### TASK INSTRUCTIONS
Copy every line of the data that includes the string "structured".

Figure collection entries:
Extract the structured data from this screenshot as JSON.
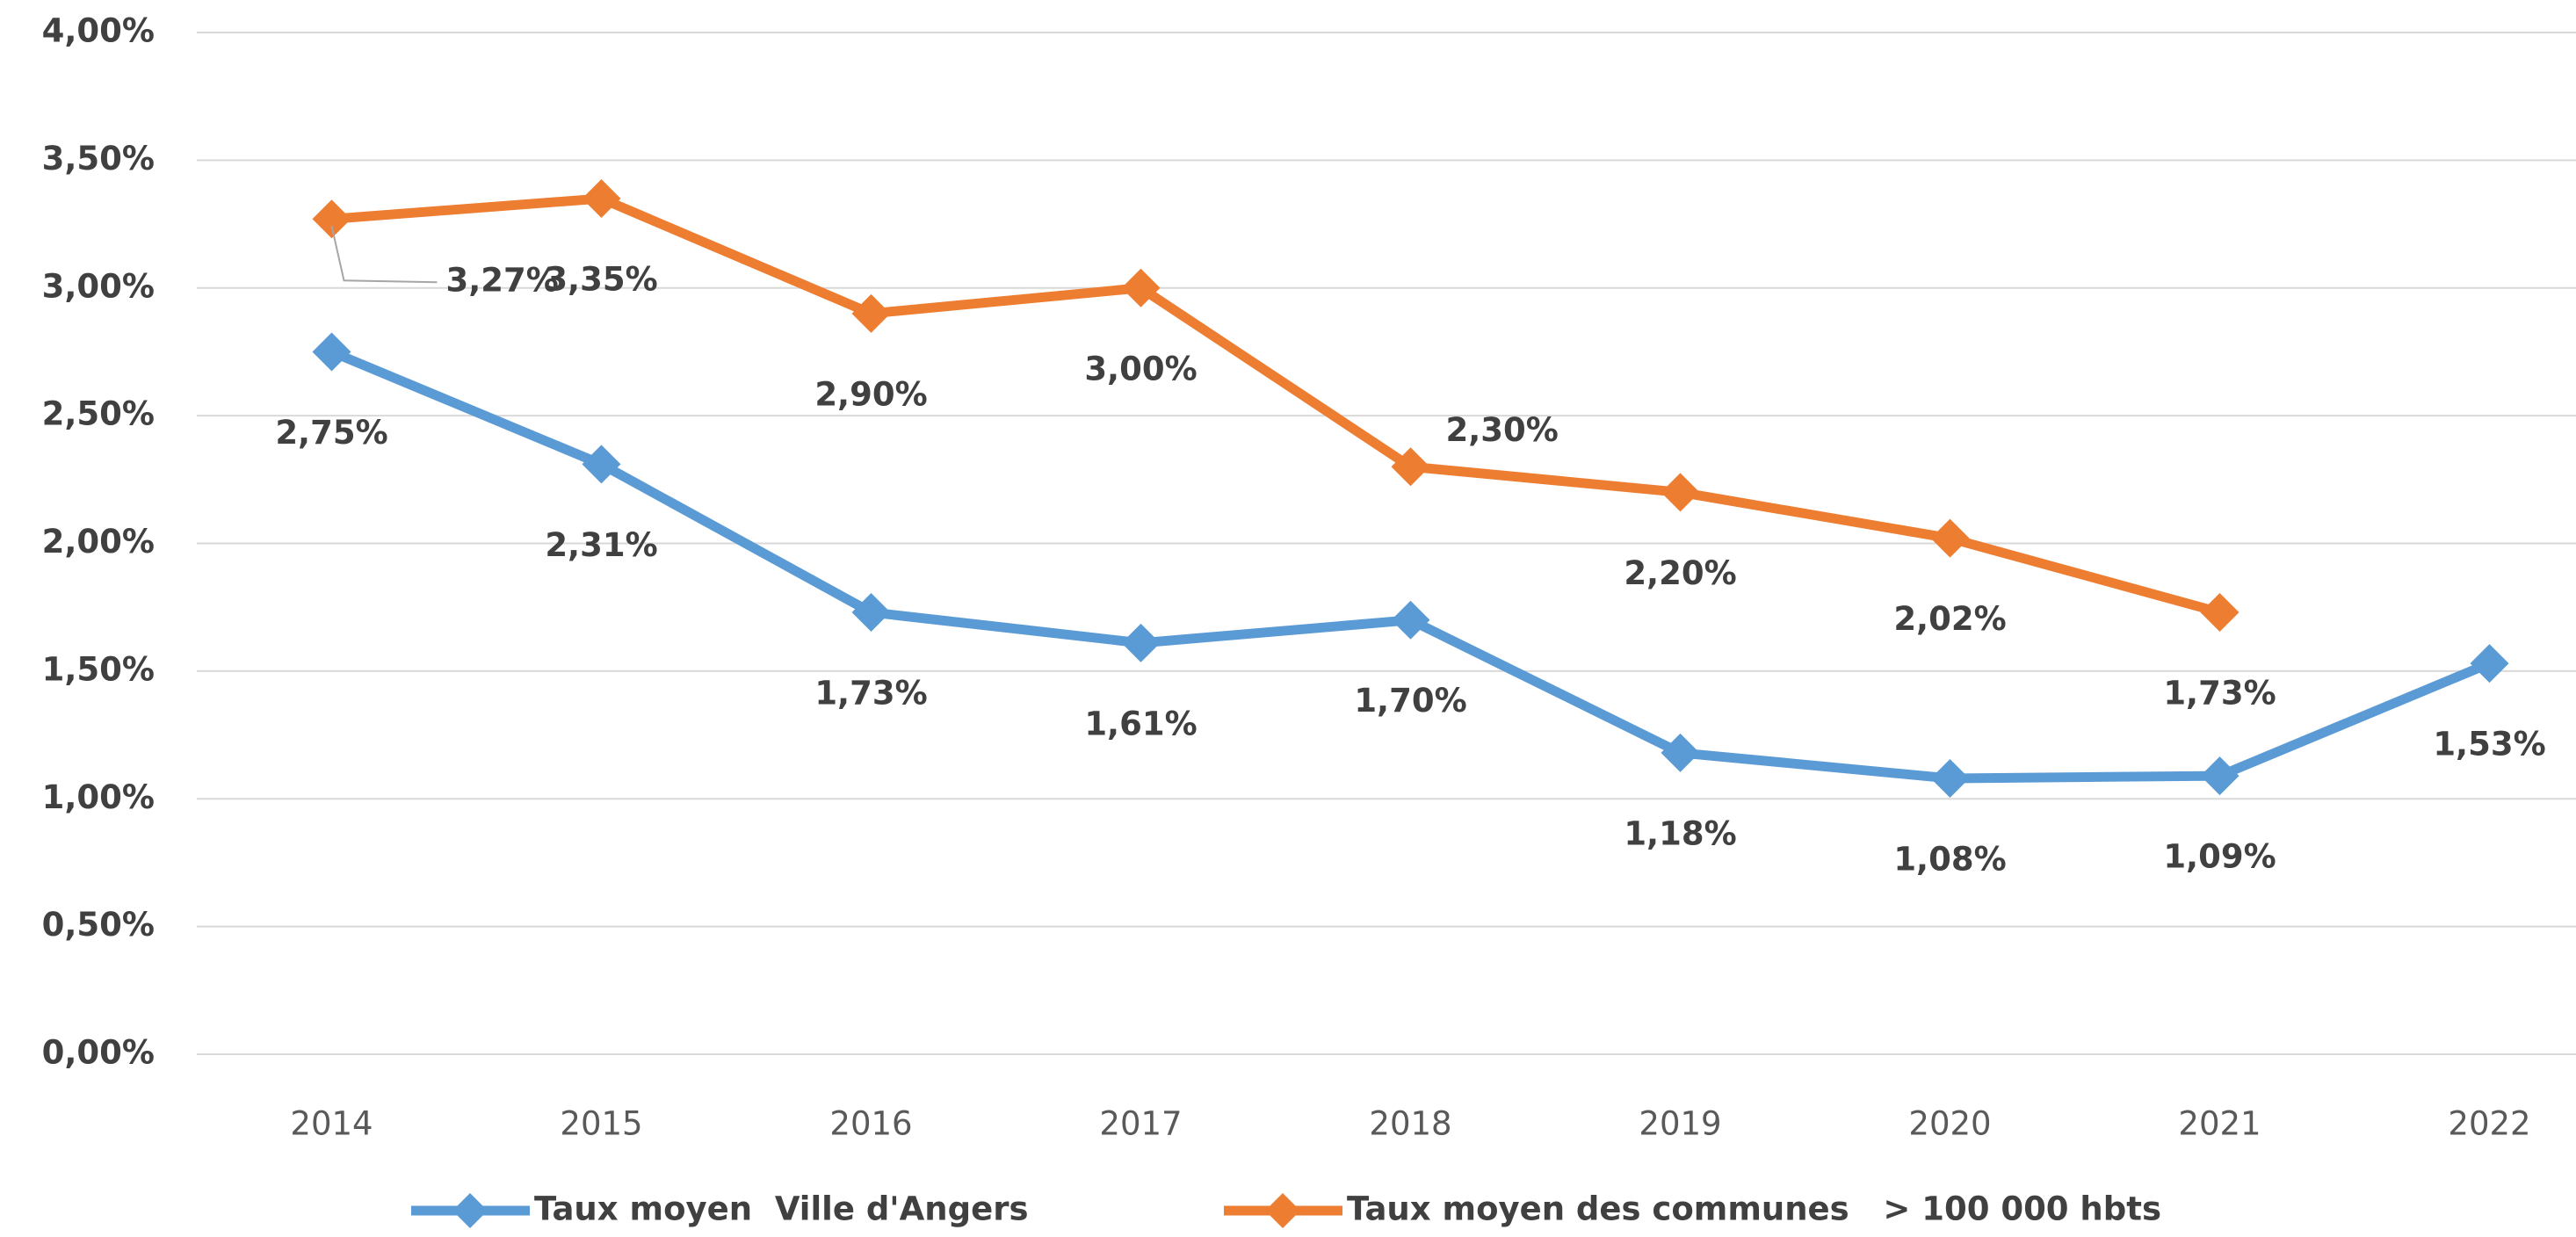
{
  "chart_data": {
    "type": "line",
    "categories": [
      "2014",
      "2015",
      "2016",
      "2017",
      "2018",
      "2019",
      "2020",
      "2021",
      "2022"
    ],
    "series": [
      {
        "name": "Taux moyen  Ville d'Angers",
        "color": "#5b9bd5",
        "values": [
          2.75,
          2.31,
          1.73,
          1.61,
          1.7,
          1.18,
          1.08,
          1.09,
          1.53
        ],
        "value_labels": [
          "2,75%",
          "2,31%",
          "1,73%",
          "1,61%",
          "1,70%",
          "1,18%",
          "1,08%",
          "1,09%",
          "1,53%"
        ]
      },
      {
        "name": "Taux moyen des communes   > 100 000 hbts",
        "color": "#ed7d31",
        "values": [
          3.27,
          3.35,
          2.9,
          3.0,
          2.3,
          2.2,
          2.02,
          1.73,
          null
        ],
        "value_labels": [
          "3,27%",
          "3,35%",
          "2,90%",
          "3,00%",
          "2,30%",
          "2,20%",
          "2,02%",
          "1,73%",
          null
        ]
      }
    ],
    "ylim": [
      0,
      4
    ],
    "yticks": [
      {
        "value": 0,
        "label": "0,00%"
      },
      {
        "value": 0.5,
        "label": "0,50%"
      },
      {
        "value": 1,
        "label": "1,00%"
      },
      {
        "value": 1.5,
        "label": "1,50%"
      },
      {
        "value": 2,
        "label": "2,00%"
      },
      {
        "value": 2.5,
        "label": "2,50%"
      },
      {
        "value": 3,
        "label": "3,00%"
      },
      {
        "value": 3.5,
        "label": "3,50%"
      },
      {
        "value": 4,
        "label": "4,00%"
      }
    ],
    "grid": true,
    "legend": "bottom"
  }
}
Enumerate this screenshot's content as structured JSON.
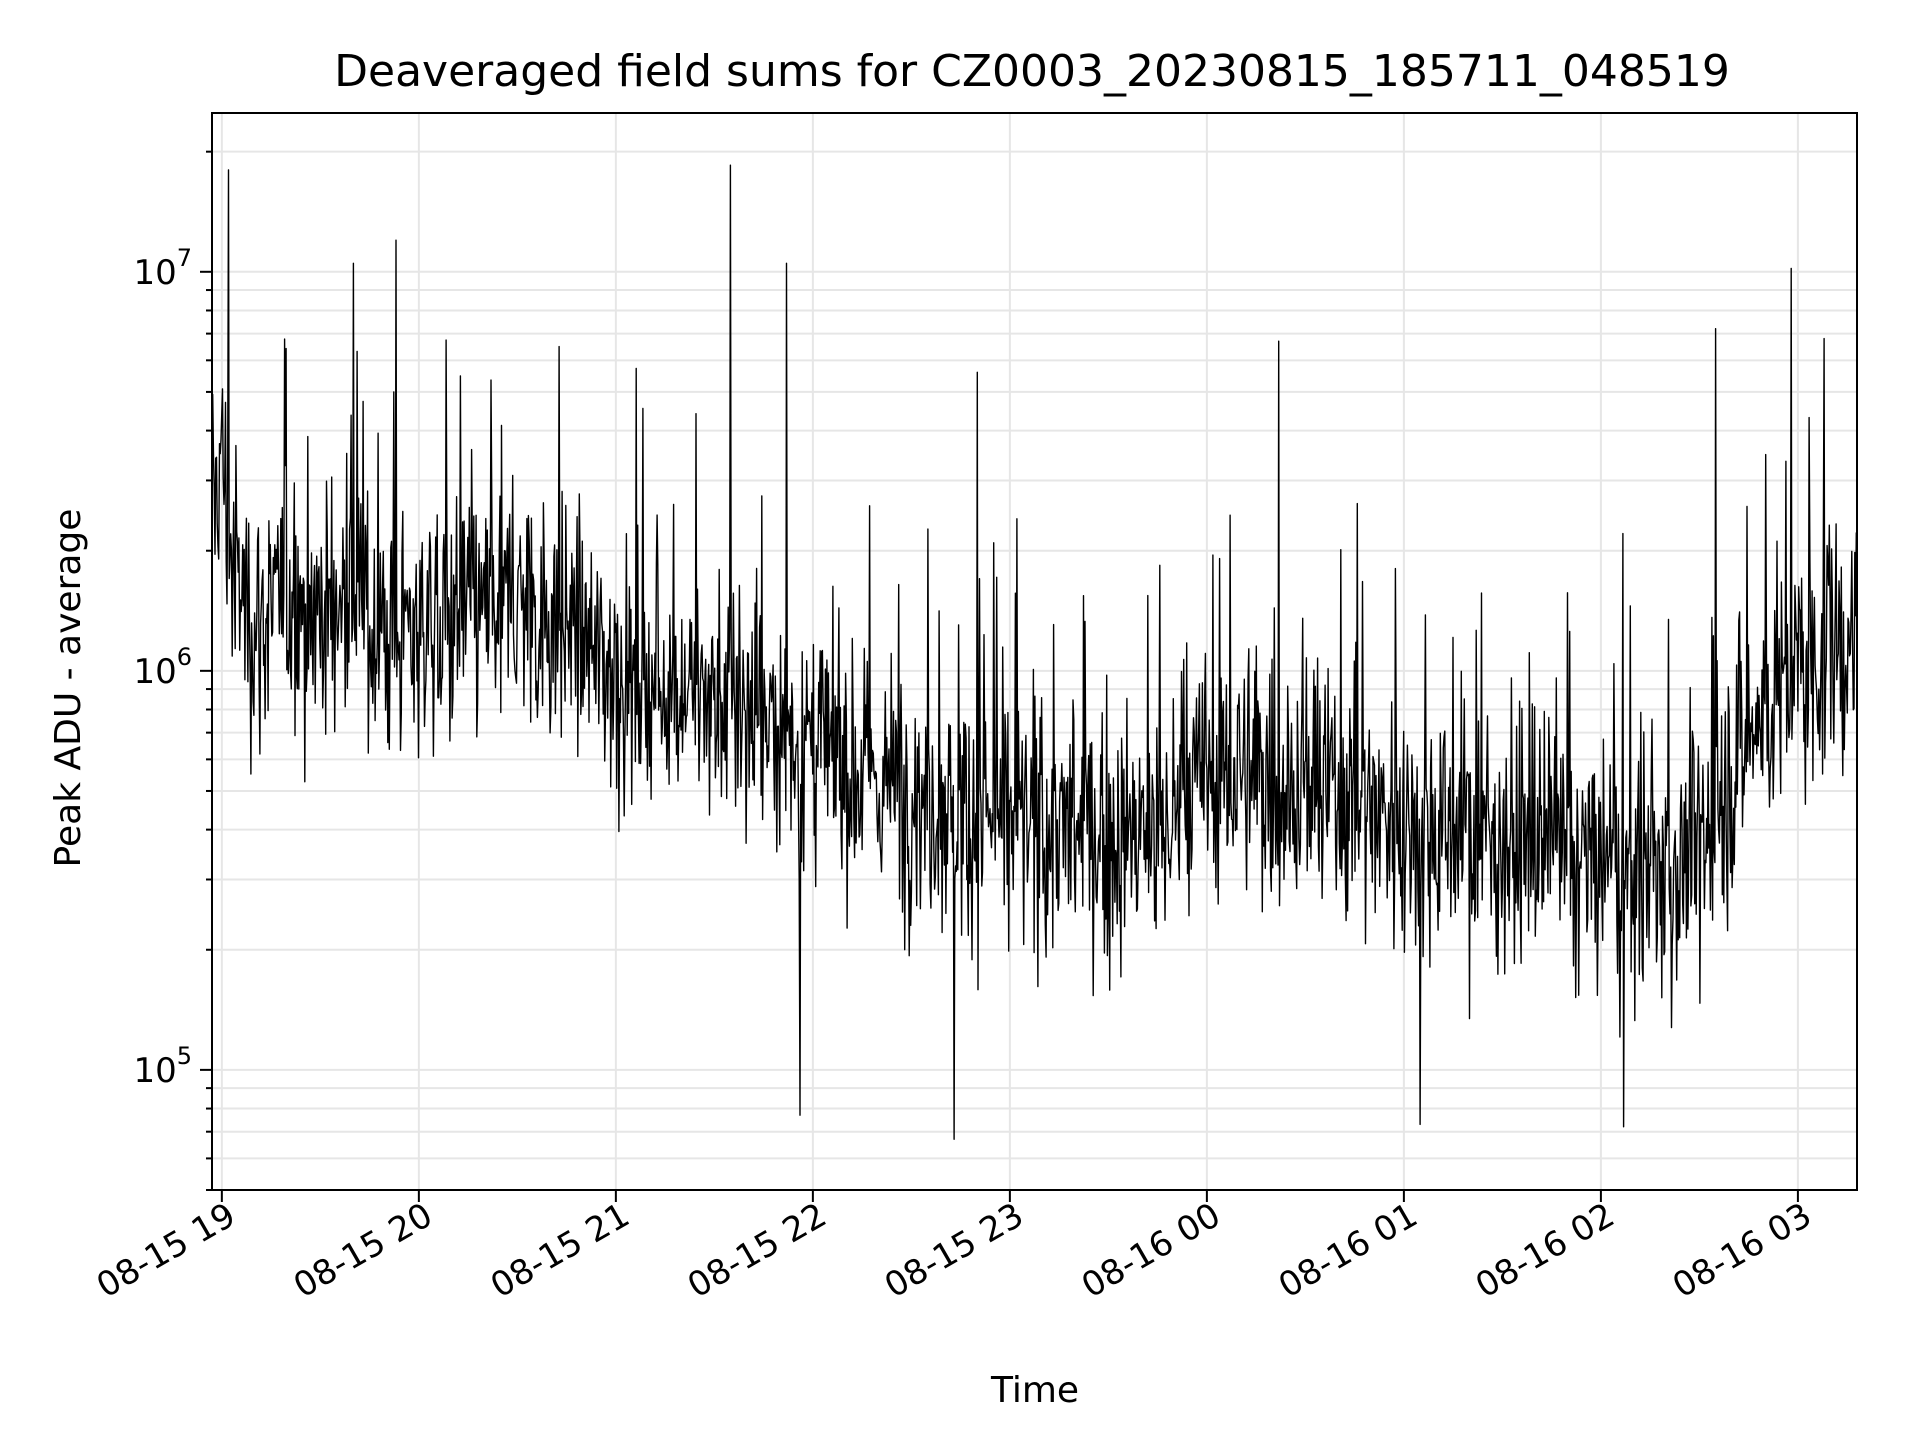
{
  "chart_data": {
    "type": "line",
    "title": "Deaveraged field sums for CZ0003_20230815_185711_048519",
    "xlabel": "Time",
    "ylabel": "Peak ADU - average",
    "x_range": [
      "2023-08-15T18:57",
      "2023-08-16T03:18"
    ],
    "ylim": [
      50000,
      25000000
    ],
    "yscale": "log",
    "grid": true,
    "x_ticks": [
      "08-15 19",
      "08-15 20",
      "08-15 21",
      "08-15 22",
      "08-15 23",
      "08-16 00",
      "08-16 01",
      "08-16 02",
      "08-16 03"
    ],
    "y_ticks": [
      {
        "base": "10",
        "exp": "5",
        "value": 100000
      },
      {
        "base": "10",
        "exp": "6",
        "value": 1000000
      },
      {
        "base": "10",
        "exp": "7",
        "value": 10000000
      }
    ],
    "line_color": "#000000",
    "grid_color": "#e6e6e6",
    "series": [
      {
        "x": [
          "2023-08-15T18:57",
          "2023-08-15T19:00",
          "2023-08-15T19:03",
          "2023-08-15T19:10",
          "2023-08-15T19:20",
          "2023-08-15T19:30",
          "2023-08-15T19:40",
          "2023-08-15T19:50",
          "2023-08-15T20:00",
          "2023-08-15T20:15",
          "2023-08-15T20:30",
          "2023-08-15T20:45",
          "2023-08-15T21:00",
          "2023-08-15T21:15",
          "2023-08-15T21:30",
          "2023-08-15T21:45",
          "2023-08-15T22:00",
          "2023-08-15T22:15",
          "2023-08-15T22:30",
          "2023-08-15T22:45",
          "2023-08-15T23:00",
          "2023-08-15T23:15",
          "2023-08-15T23:30",
          "2023-08-15T23:45",
          "2023-08-16T00:00",
          "2023-08-16T00:15",
          "2023-08-16T00:30",
          "2023-08-16T00:45",
          "2023-08-16T01:00",
          "2023-08-16T01:15",
          "2023-08-16T01:30",
          "2023-08-16T01:45",
          "2023-08-16T02:00",
          "2023-08-16T02:15",
          "2023-08-16T02:30",
          "2023-08-16T02:45",
          "2023-08-16T03:00",
          "2023-08-16T03:10",
          "2023-08-16T03:18"
        ],
        "y": [
          2500000,
          3500000,
          1800000,
          1300000,
          1500000,
          1400000,
          1500000,
          1200000,
          1300000,
          1400000,
          1500000,
          1300000,
          1000000,
          900000,
          850000,
          750000,
          650000,
          550000,
          500000,
          450000,
          420000,
          400000,
          380000,
          380000,
          550000,
          550000,
          500000,
          480000,
          420000,
          400000,
          380000,
          350000,
          320000,
          300000,
          350000,
          700000,
          1000000,
          1100000,
          1200000
        ],
        "spikes": [
          {
            "x": "2023-08-15T19:02",
            "y": 18000000
          },
          {
            "x": "2023-08-15T19:53",
            "y": 12000000
          },
          {
            "x": "2023-08-15T21:35",
            "y": 18500000
          },
          {
            "x": "2023-08-15T21:52",
            "y": 10500000
          },
          {
            "x": "2023-08-15T19:40",
            "y": 10500000
          },
          {
            "x": "2023-08-16T02:58",
            "y": 10200000
          },
          {
            "x": "2023-08-16T00:22",
            "y": 6700000
          },
          {
            "x": "2023-08-15T22:50",
            "y": 5600000
          },
          {
            "x": "2023-08-16T03:08",
            "y": 6800000
          },
          {
            "x": "2023-08-16T02:35",
            "y": 7200000
          },
          {
            "x": "2023-08-15T22:43",
            "y": 67000
          },
          {
            "x": "2023-08-16T02:07",
            "y": 72000
          },
          {
            "x": "2023-08-15T21:56",
            "y": 77000
          },
          {
            "x": "2023-08-16T01:05",
            "y": 73000
          }
        ]
      }
    ]
  }
}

### SOLUTION BELOW
Extract the structured data from this screenshot as JSON.
Enumerate this screenshot's content as structured JSON.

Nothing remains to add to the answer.